§ DOCUMENT TEXT
* * * * *

It has been found that hepcidin is a biomarker for ovarian cancer (invasive epithelial cancer). It has further been found that hepcidin is a biomarker that is differentially present in subjects having endometrial cancer. More particularly, it has been found that the hepcidin level in a biological sample is increased in ovarian cancer versus non-ovarian cancer and in endometrial cancer versus non-endometrial cancer. Put another way, elevated hepcidin levels are correlated with ovarian cancer and with endometrial cancer.
In certain embodiments, the disease statuses to be distinguished are: ovarian cancer versus benign ovarian disease; ovarian cancer versus benign gynecologic disease; ovarian cancer versus a gynecological condition selected from endometriosis, uterine fibroma, breast cancer and cervical cancer; ovarian versus other malignancy (e.g., breast cancer or colon cancer); stage I ovarian cancer versus non-ovarian cancer, and recurrence of ovarian cancer versus non-ovarian cancer. Based on the status determined, further procedures may be indicated, including additional diagnostic tests or therapeutic procedures or regimens.

* * * * *

§ Bounding box prediction data
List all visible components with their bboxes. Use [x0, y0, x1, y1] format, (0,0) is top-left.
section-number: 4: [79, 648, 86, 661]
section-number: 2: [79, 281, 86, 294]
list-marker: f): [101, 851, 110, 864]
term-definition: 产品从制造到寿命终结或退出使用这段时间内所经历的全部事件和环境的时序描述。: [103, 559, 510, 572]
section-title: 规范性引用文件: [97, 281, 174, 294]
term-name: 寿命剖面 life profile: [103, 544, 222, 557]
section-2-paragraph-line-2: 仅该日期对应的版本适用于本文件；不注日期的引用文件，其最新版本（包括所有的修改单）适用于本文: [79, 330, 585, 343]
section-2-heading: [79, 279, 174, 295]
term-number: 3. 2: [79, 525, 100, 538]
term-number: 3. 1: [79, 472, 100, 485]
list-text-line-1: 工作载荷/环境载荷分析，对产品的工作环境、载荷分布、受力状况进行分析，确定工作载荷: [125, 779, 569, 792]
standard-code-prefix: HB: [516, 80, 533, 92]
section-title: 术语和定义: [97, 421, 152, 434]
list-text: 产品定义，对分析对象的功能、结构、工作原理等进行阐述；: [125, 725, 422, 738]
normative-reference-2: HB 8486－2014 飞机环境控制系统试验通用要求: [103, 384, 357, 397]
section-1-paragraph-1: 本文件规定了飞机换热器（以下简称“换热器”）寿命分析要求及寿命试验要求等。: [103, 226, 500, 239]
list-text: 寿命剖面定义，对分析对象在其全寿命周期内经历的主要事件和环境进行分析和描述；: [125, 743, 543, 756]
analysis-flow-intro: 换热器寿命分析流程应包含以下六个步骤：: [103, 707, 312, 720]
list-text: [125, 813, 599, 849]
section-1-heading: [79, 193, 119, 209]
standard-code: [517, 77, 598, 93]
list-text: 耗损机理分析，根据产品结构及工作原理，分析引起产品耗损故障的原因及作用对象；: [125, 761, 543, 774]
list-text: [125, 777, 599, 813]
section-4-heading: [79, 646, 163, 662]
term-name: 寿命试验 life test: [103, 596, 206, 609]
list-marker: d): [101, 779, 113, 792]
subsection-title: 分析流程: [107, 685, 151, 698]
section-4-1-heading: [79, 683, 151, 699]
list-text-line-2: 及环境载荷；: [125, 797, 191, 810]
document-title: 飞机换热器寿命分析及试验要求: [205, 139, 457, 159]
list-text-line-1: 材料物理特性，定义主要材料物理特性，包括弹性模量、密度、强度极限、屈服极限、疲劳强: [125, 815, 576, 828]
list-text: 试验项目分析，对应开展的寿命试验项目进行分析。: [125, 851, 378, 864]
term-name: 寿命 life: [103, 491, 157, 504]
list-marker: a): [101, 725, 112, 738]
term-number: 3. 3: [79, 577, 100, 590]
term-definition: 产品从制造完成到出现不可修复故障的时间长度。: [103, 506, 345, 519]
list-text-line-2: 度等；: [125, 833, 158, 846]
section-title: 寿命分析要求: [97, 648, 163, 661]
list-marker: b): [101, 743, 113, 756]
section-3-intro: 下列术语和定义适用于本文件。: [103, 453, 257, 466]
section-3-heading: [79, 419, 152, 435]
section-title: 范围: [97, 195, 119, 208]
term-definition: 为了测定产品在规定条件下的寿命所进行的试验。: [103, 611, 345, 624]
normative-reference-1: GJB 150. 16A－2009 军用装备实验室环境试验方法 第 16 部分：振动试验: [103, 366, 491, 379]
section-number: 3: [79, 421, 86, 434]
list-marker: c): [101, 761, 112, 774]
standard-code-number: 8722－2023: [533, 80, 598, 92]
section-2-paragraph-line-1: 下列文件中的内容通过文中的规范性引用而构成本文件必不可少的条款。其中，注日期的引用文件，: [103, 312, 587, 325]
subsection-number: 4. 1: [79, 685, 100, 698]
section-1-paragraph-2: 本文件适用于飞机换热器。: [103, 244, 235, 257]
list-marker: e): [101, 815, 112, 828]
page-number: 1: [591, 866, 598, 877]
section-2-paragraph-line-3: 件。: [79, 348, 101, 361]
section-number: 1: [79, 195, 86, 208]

* * * * *

§ REQUIRED WORK
In the passage on hepcidin, copy the text word for word, starting at "It has been found that hepcidin" and ending at "with endometrial cancer.".

§ ANSWER BOX
It has been found that hepcidin is a biomarker for ovarian cancer (invasive epithelial cancer). It has further been found that hepcidin is a biomarker that is differentially present in subjects having endometrial cancer. More particularly, it has been found that the hepcidin level in a biological sample is increased in ovarian cancer versus non-ovarian cancer and in endometrial cancer versus non-endometrial cancer. Put another way, elevated hepcidin levels are correlated with ovarian cancer and with endometrial cancer.